## Start
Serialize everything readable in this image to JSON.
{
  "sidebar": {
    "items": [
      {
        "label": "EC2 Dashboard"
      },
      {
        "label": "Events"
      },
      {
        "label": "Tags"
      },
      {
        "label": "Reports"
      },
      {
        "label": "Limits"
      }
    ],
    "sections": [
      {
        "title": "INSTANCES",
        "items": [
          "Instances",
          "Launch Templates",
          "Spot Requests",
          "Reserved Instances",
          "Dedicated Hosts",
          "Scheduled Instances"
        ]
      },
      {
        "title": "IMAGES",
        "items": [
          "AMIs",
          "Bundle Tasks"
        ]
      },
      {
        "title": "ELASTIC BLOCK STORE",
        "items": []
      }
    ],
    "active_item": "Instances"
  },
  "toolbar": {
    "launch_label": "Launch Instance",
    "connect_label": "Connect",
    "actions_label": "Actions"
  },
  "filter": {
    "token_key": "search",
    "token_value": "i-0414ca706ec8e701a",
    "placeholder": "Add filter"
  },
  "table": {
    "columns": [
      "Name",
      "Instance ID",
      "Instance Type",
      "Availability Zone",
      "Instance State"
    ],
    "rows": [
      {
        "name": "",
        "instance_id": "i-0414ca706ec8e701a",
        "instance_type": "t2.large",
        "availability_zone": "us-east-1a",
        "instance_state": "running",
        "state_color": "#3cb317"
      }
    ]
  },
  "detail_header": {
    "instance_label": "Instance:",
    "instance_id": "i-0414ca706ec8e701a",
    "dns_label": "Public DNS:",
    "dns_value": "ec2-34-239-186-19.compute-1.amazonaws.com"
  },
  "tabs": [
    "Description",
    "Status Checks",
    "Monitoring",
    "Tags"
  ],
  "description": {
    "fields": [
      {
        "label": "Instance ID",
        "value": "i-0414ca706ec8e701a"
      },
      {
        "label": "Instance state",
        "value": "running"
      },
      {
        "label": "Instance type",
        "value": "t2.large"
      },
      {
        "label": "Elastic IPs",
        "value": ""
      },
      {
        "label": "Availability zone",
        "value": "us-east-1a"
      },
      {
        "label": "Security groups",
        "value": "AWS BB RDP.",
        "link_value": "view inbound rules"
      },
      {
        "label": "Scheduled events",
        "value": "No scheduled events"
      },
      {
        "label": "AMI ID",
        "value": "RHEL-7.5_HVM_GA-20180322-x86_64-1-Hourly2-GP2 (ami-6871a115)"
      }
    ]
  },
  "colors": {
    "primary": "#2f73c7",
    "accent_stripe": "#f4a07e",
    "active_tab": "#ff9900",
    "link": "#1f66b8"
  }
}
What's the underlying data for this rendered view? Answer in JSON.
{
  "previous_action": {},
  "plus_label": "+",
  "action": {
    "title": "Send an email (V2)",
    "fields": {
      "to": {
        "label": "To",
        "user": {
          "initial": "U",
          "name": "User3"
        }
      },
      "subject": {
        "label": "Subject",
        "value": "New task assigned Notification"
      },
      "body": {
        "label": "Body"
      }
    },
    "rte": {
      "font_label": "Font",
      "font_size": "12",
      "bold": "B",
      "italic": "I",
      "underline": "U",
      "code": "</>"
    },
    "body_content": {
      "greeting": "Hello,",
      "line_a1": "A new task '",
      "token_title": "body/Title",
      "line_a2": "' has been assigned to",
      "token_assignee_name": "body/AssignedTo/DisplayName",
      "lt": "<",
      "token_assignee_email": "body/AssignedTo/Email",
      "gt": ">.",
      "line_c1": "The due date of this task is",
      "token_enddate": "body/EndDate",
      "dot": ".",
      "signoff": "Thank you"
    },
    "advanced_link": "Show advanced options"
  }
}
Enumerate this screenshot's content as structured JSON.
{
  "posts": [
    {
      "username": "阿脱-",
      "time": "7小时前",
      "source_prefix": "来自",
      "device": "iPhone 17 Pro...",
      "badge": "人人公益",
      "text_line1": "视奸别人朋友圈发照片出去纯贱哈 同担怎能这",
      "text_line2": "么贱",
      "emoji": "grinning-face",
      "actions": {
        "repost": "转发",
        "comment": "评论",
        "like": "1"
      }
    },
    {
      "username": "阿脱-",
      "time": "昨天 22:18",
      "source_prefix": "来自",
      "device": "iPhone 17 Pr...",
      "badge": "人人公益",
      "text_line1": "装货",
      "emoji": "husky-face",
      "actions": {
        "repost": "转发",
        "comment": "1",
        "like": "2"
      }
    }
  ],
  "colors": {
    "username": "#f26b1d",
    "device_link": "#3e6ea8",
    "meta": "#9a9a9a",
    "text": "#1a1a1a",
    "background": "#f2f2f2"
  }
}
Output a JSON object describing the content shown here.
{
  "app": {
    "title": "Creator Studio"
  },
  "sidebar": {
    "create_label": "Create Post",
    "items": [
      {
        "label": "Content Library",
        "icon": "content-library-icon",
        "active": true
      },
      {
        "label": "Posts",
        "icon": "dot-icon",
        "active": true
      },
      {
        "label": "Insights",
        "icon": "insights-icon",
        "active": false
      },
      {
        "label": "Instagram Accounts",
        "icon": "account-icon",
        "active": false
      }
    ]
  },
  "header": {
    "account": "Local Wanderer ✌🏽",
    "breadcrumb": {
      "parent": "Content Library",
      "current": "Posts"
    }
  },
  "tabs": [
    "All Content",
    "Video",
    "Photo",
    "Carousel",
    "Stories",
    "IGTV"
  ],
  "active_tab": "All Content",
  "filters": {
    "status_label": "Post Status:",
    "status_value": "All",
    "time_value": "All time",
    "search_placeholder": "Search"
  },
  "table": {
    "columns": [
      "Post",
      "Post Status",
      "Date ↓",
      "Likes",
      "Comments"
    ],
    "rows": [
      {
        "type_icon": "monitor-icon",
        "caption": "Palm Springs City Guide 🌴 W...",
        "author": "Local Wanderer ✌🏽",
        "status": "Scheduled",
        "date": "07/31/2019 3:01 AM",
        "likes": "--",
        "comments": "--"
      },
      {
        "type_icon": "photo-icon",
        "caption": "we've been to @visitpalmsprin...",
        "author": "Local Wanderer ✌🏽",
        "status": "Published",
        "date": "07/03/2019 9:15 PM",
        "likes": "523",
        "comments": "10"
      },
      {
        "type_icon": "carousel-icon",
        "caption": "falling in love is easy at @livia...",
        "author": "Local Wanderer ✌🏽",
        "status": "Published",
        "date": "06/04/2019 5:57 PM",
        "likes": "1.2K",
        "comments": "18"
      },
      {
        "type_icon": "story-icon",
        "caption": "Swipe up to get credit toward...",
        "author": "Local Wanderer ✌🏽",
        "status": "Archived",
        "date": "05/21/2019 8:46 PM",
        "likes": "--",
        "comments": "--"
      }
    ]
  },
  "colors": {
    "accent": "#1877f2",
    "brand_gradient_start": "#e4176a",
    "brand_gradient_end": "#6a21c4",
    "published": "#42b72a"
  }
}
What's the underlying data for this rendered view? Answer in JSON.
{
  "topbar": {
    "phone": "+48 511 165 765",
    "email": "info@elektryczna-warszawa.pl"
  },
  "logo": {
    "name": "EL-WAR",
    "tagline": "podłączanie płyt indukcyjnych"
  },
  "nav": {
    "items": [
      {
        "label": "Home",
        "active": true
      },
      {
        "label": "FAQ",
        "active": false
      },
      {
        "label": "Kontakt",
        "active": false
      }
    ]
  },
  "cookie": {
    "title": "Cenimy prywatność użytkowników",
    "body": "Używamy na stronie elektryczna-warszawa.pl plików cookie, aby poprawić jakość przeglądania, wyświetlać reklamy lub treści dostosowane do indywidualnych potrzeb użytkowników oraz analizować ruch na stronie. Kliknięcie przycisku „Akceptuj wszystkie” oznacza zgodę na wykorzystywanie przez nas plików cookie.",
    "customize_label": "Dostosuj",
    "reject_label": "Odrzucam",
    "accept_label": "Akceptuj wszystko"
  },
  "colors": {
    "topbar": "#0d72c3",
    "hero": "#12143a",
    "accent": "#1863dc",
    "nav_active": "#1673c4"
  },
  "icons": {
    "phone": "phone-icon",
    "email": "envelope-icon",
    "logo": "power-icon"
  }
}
## End
--- Problem to solve ---
Identify lines with the string "AssignedTo". Copy each one.

--- Finished task ---
      "token_assignee_name": "body/AssignedTo/DisplayName",
      "token_assignee_email": "body/AssignedTo/Email",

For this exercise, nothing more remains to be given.